— start of Input —

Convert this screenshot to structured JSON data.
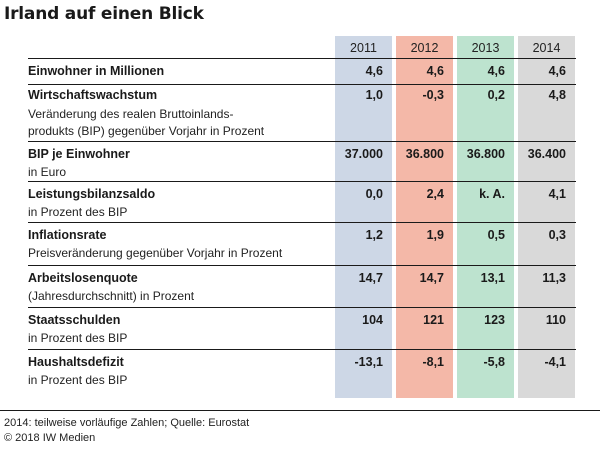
{
  "title": "Irland auf einen Blick",
  "years": [
    "2011",
    "2012",
    "2013",
    "2014"
  ],
  "rows": [
    {
      "label": "Einwohner in Millionen",
      "sub": [],
      "values": [
        "4,6",
        "4,6",
        "4,6",
        "4,6"
      ]
    },
    {
      "label": "Wirtschaftswachstum",
      "sub": [
        "Veränderung des realen Bruttoinlands-",
        "produkts (BIP) gegenüber Vorjahr in Prozent"
      ],
      "values": [
        "1,0",
        "-0,3",
        "0,2",
        "4,8"
      ]
    },
    {
      "label": "BIP je Einwohner",
      "sub": [
        "in Euro"
      ],
      "values": [
        "37.000",
        "36.800",
        "36.800",
        "36.400"
      ]
    },
    {
      "label": "Leistungsbilanzsaldo",
      "sub": [
        "in Prozent des BIP"
      ],
      "values": [
        "0,0",
        "2,4",
        "k. A.",
        "4,1"
      ]
    },
    {
      "label": "Inflationsrate",
      "sub": [
        "Preisveränderung gegenüber Vorjahr in Prozent"
      ],
      "values": [
        "1,2",
        "1,9",
        "0,5",
        "0,3"
      ]
    },
    {
      "label": "Arbeitslosenquote",
      "sub": [
        "(Jahresdurchschnitt) in Prozent"
      ],
      "values": [
        "14,7",
        "14,7",
        "13,1",
        "11,3"
      ]
    },
    {
      "label": "Staatsschulden",
      "sub": [
        "in Prozent des BIP"
      ],
      "values": [
        "104",
        "121",
        "123",
        "110"
      ]
    },
    {
      "label": "Haushaltsdefizit",
      "sub": [
        "in Prozent des BIP"
      ],
      "values": [
        "-13,1",
        "-8,1",
        "-5,8",
        "-4,1"
      ]
    }
  ],
  "footnote": "2014: teilweise vorläufige Zahlen; Quelle: Eurostat",
  "copyright": "© 2018 IW Medien"
}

— end of Input —

> **What the task requires**
Where a line holds "Einwohner", copy it out.

> **Answer to this problem**
      "label": "Einwohner in Millionen",
      "label": "BIP je Einwohner",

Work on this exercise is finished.